▶ _TASK REQUIREMENTS_
From the entries that follow, list every line in which the string "Read" appears.

****

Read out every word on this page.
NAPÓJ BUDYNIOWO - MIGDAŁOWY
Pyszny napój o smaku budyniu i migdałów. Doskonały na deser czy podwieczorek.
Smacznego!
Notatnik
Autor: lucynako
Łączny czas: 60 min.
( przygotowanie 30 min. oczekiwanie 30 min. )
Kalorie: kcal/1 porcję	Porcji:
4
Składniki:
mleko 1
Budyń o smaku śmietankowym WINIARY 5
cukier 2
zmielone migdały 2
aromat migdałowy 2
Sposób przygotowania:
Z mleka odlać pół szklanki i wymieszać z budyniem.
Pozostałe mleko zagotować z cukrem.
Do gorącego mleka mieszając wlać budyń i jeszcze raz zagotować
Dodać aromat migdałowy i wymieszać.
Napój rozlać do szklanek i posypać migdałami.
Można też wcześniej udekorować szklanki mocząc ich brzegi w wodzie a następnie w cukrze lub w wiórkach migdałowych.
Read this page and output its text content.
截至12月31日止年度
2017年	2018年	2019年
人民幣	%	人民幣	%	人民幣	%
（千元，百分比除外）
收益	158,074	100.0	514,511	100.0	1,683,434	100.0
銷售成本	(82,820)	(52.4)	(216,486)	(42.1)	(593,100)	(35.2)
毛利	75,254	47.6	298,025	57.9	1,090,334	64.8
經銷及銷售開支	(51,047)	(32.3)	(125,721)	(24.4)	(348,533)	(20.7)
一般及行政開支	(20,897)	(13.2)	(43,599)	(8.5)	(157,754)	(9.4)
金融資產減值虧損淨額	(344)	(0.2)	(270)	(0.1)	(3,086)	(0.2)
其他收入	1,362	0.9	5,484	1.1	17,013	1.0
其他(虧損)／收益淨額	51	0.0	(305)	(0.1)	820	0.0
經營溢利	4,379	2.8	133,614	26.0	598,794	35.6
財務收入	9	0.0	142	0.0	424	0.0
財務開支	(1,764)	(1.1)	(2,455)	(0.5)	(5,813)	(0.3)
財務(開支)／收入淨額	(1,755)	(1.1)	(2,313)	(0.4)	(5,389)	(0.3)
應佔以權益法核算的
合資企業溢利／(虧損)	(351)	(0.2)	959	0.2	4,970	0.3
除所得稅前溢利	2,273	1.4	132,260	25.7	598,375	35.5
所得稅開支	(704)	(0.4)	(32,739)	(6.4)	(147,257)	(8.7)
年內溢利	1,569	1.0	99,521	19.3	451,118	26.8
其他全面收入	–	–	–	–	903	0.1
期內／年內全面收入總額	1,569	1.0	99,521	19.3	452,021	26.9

****

▶ _TASK ANSWER_
Read out every word on this page.
Read this page and output its text content.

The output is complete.